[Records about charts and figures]
- - -

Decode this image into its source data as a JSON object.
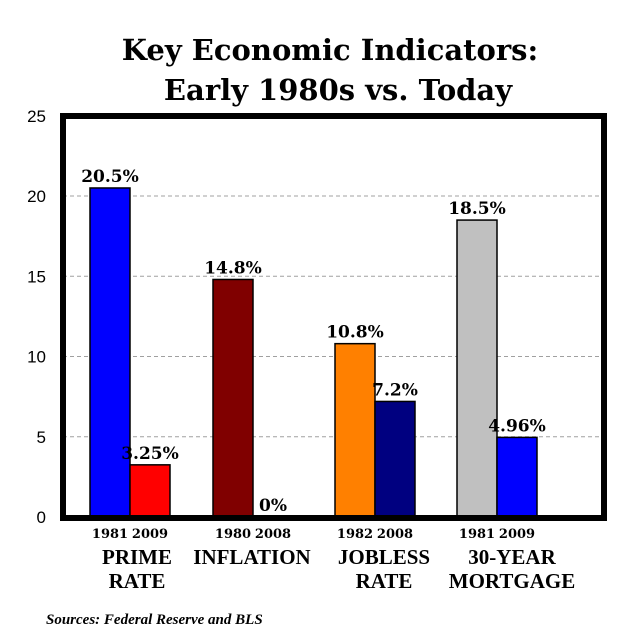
{
  "chart_data": {
    "type": "bar",
    "title_lines": [
      "Key Economic Indicators:",
      "Early 1980s vs. Today"
    ],
    "ylim": [
      0,
      25
    ],
    "yticks": [
      0,
      5,
      10,
      15,
      20,
      25
    ],
    "grid": "horizontal dashed",
    "groups": [
      {
        "label_lines": [
          "PRIME",
          "RATE"
        ],
        "bars": [
          {
            "year": "1981",
            "value": 20.5,
            "label": "20.5%",
            "color": "#0000ff"
          },
          {
            "year": "2009",
            "value": 3.25,
            "label": "3.25%",
            "color": "#ff0000"
          }
        ]
      },
      {
        "label_lines": [
          "INFLATION"
        ],
        "bars": [
          {
            "year": "1980",
            "value": 14.8,
            "label": "14.8%",
            "color": "#800000"
          },
          {
            "year": "2008",
            "value": 0,
            "label": "0%",
            "color": "#000080"
          }
        ]
      },
      {
        "label_lines": [
          "JOBLESS",
          "RATE"
        ],
        "bars": [
          {
            "year": "1982",
            "value": 10.8,
            "label": "10.8%",
            "color": "#ff8000"
          },
          {
            "year": "2008",
            "value": 7.2,
            "label": "7.2%",
            "color": "#000080"
          }
        ]
      },
      {
        "label_lines": [
          "30-YEAR",
          "MORTGAGE"
        ],
        "bars": [
          {
            "year": "1981",
            "value": 18.5,
            "label": "18.5%",
            "color": "#c0c0c0"
          },
          {
            "year": "2009",
            "value": 4.96,
            "label": "4.96%",
            "color": "#0000ff"
          }
        ]
      }
    ]
  },
  "source_note": "Sources: Federal Reserve and BLS"
}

- - -

Given task: Transcribe each entry above exactly, apart from the pictures.

Result of this exercise:
Decode this image into its source data as a JSON object.
{
  "chart_data": {
    "type": "bar",
    "title_lines": [
      "Key Economic Indicators:",
      "Early 1980s vs. Today"
    ],
    "ylim": [
      0,
      25
    ],
    "yticks": [
      0,
      5,
      10,
      15,
      20,
      25
    ],
    "grid": "horizontal dashed",
    "groups": [
      {
        "label_lines": [
          "PRIME",
          "RATE"
        ],
        "bars": [
          {
            "year": "1981",
            "value": 20.5,
            "label": "20.5%",
            "color": "#0000ff"
          },
          {
            "year": "2009",
            "value": 3.25,
            "label": "3.25%",
            "color": "#ff0000"
          }
        ]
      },
      {
        "label_lines": [
          "INFLATION"
        ],
        "bars": [
          {
            "year": "1980",
            "value": 14.8,
            "label": "14.8%",
            "color": "#800000"
          },
          {
            "year": "2008",
            "value": 0,
            "label": "0%",
            "color": "#000080"
          }
        ]
      },
      {
        "label_lines": [
          "JOBLESS",
          "RATE"
        ],
        "bars": [
          {
            "year": "1982",
            "value": 10.8,
            "label": "10.8%",
            "color": "#ff8000"
          },
          {
            "year": "2008",
            "value": 7.2,
            "label": "7.2%",
            "color": "#000080"
          }
        ]
      },
      {
        "label_lines": [
          "30-YEAR",
          "MORTGAGE"
        ],
        "bars": [
          {
            "year": "1981",
            "value": 18.5,
            "label": "18.5%",
            "color": "#c0c0c0"
          },
          {
            "year": "2009",
            "value": 4.96,
            "label": "4.96%",
            "color": "#0000ff"
          }
        ]
      }
    ]
  },
  "source_note": "Sources: Federal Reserve and BLS"
}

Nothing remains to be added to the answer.